# SELECTED PASSAGE
Looking in indexes: https://pypi.org/simple, https://us-python.pkg.dev/colab-wheels/public/simple/


In [2]:
import os
import sys
import re
from pathlib import Path
from datetime import datetime
from google.colab import drive
from json import load as j_load, loads as j_loads
from collections import defaultdict
from multiprocessing import cpu_count, Pool

import pandas as pd
import numpy as np

from sklearn.model_selection import train_test_split

import emoji

import torch
from datasets import DatasetDict, load_dataset

import nltk
nltk.download('averaged_perceptron_tagger')
nltk.download('punkt')
nltk.download('vader_lexicon')
from nltk import word_tokenize
from nltk import data as nltk_data, pos_tag
from nltk.sentiment import SentimentIntensityAnalyzer

import import_ipynb
from tqdm.notebook import tqdm
tqdm.pandas()

[nltk_data] Downloading package averaged_perceptron_tagger to
[nltk_data]     /root/nltk_data...
[nltk_data]   Package averaged_perceptron_tagger is already up-to-
[nltk_data]       date!
[nltk_data] Downloading package punkt to /root/nltk_data...
[nltk_data]   Package punkt is already up-to-date!
[nltk_data] Downloading package vader_lexicon to /root/nltk_data...
[nltk_data]   Package vader_lexicon is already up-to-date!


In [3]:
SEED = 42
NGRAM_LEN = (1)

# DATASET
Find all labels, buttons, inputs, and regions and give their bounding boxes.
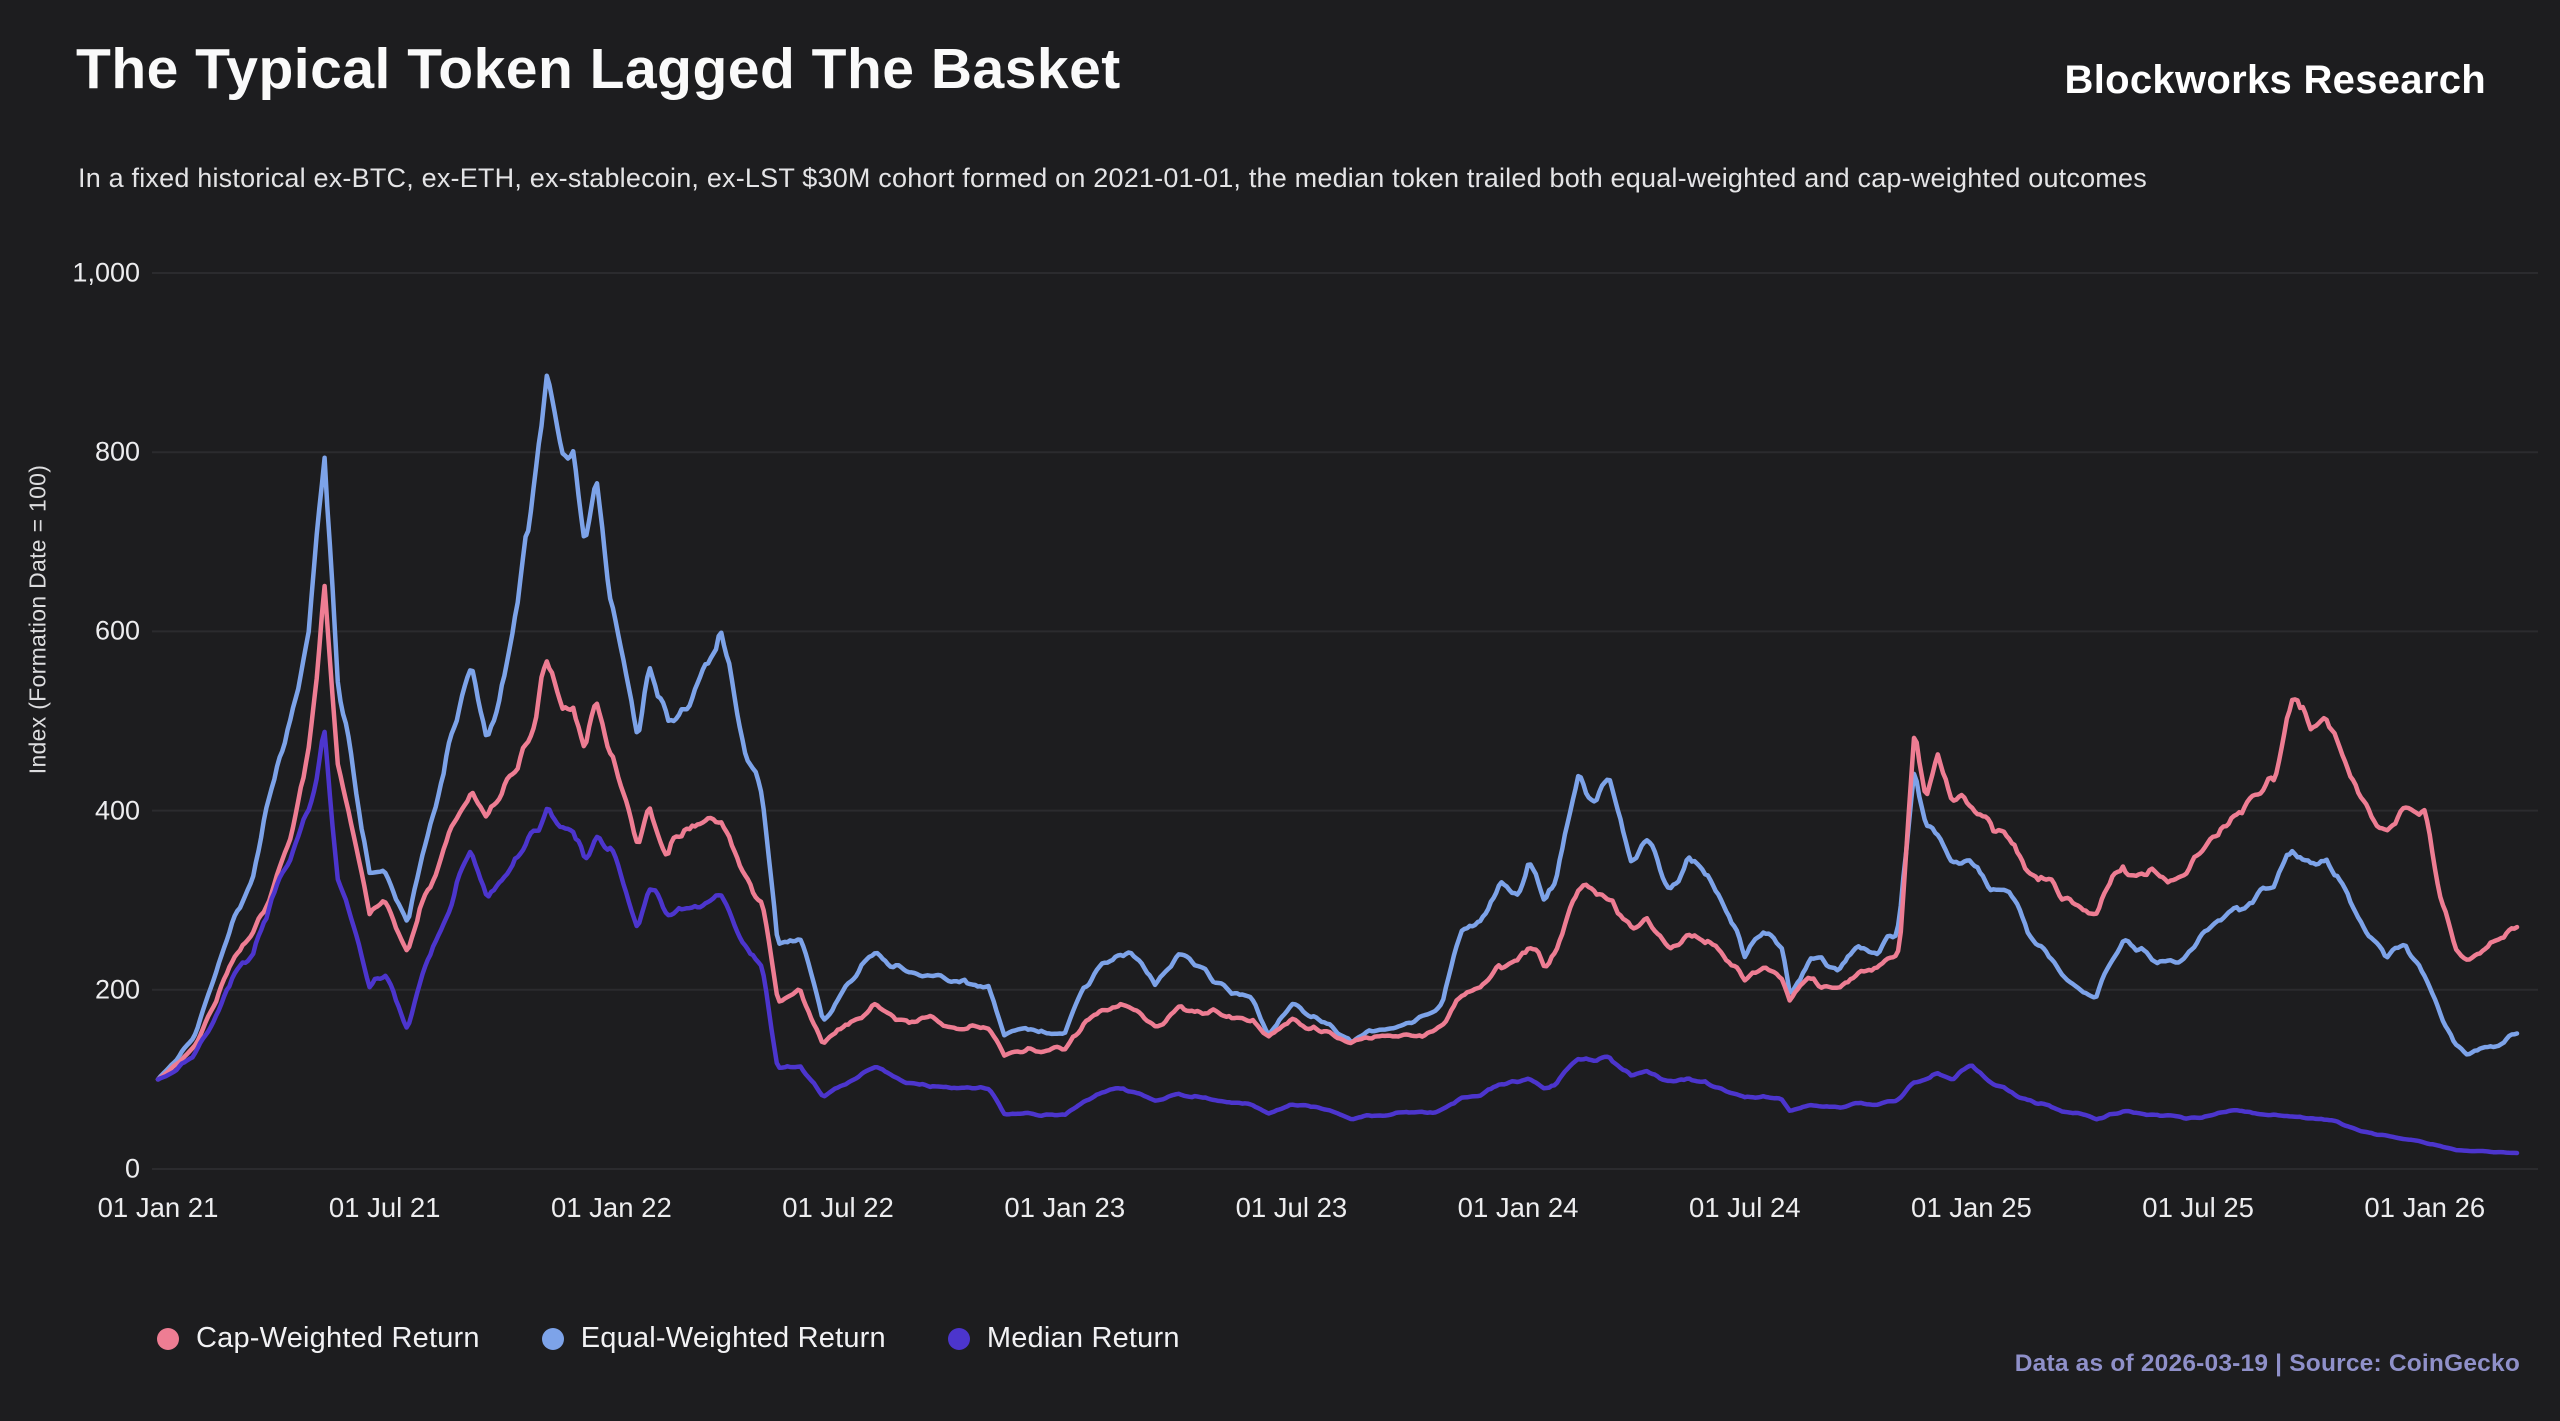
legend: Cap-Weighted Return Equal-Weighted Return… [157,1322,1180,1355]
legend-label: Cap-Weighted Return [196,1322,480,1354]
series-line-median-return [155,729,2520,1156]
y-tick-label: 0 [124,1153,140,1184]
y-tick-label: 1,000 [72,257,140,288]
page-title: The Typical Token Lagged The Basket [76,37,1121,101]
y-tick-label: 600 [94,615,140,646]
brand-logo: Blockworks Research [2064,58,2486,102]
legend-dot-icon [157,1327,179,1350]
x-tick-label: 01 Jul 25 [2142,1192,2254,1223]
y-tick-label: 200 [94,974,140,1005]
x-tick-label: 01 Jan 26 [2364,1192,2486,1223]
x-tick-label: 01 Jul 22 [782,1192,894,1223]
series-line-cap-weighted-return [155,583,2520,1082]
x-tick-label: 01 Jan 21 [97,1192,219,1223]
x-tick-label: 01 Jan 22 [550,1192,672,1223]
legend-label: Median Return [986,1322,1180,1354]
source-attribution: Data as of 2026-03-19 | Source: CoinGeck… [2014,1350,2520,1377]
legend-item-equal-weighted-return: Equal-Weighted Return [541,1322,886,1355]
x-tick-label: 01 Jan 24 [1457,1192,1579,1223]
gridlines [152,272,2538,1170]
legend-item-cap-weighted-return: Cap-Weighted Return [157,1322,480,1355]
legend-label: Equal-Weighted Return [580,1322,886,1354]
x-tick-label: 01 Jan 23 [1004,1192,1126,1223]
x-tick-label: 01 Jul 23 [1235,1192,1348,1223]
y-tick-label: 800 [94,436,140,467]
x-tick-label: 01 Jan 25 [1911,1192,2032,1223]
chart-subtitle: In a fixed historical ex-BTC, ex-ETH, ex… [78,163,2147,193]
y-tick-label: 400 [94,795,140,826]
legend-item-median-return: Median Return [947,1322,1180,1355]
legend-dot-icon [947,1327,970,1350]
x-tick-label: 01 Jul 24 [1688,1192,1801,1223]
x-tick-label: 01 Jul 21 [328,1192,441,1223]
legend-dot-icon [541,1327,564,1350]
series-line-equal-weighted-return [155,373,2520,1082]
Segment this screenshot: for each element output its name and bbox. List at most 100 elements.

# INSTRUCTIONS
**1)** According to the notebook excerpt, which three NLTK packages are downloaded?
**2)** Translate the sentence "Package punkt is already up-to-date!" from the notebook excerpt into Spanish.

# EXPECTED ANSWERS
**1)** averaged_perceptron_tagger, punkt, and vader_lexicon

**2)** ¡El paquete punkt ya está actualizado!